■ Work to do:
Select every line containing the word "Всего" from the material, and copy those lines.

■ Data listing:
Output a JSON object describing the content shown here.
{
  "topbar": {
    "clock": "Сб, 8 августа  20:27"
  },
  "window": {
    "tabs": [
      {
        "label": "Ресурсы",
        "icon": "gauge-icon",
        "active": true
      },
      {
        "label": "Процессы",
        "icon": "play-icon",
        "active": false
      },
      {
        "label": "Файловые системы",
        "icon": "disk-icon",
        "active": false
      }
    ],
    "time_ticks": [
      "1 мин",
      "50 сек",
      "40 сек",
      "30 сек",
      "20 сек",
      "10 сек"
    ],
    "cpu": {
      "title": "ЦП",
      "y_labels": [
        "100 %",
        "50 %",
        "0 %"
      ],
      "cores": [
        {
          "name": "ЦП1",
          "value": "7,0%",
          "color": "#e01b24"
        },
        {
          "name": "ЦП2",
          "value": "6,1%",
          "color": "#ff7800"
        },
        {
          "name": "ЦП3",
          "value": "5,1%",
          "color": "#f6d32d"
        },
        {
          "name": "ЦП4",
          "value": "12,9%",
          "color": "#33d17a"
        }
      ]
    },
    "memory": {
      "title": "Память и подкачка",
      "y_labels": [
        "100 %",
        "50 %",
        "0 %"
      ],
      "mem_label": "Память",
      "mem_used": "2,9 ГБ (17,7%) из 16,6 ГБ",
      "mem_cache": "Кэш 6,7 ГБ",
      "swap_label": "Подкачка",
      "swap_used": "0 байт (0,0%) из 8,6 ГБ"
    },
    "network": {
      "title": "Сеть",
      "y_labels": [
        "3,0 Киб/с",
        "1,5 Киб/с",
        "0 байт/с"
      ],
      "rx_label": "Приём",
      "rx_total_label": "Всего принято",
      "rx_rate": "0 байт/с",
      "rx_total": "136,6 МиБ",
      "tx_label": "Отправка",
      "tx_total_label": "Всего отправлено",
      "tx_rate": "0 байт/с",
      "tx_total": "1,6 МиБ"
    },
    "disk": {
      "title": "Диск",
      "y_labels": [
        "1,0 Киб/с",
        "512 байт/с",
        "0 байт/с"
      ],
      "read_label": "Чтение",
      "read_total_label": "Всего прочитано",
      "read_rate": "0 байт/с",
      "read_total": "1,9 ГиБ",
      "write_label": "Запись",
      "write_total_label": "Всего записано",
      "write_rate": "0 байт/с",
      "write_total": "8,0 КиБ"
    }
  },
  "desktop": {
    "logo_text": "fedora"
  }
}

■ Written response:
      "rx_total_label": "Всего принято",
      "tx_total_label": "Всего отправлено",
      "read_total_label": "Всего прочитано",
      "write_total_label": "Всего записано",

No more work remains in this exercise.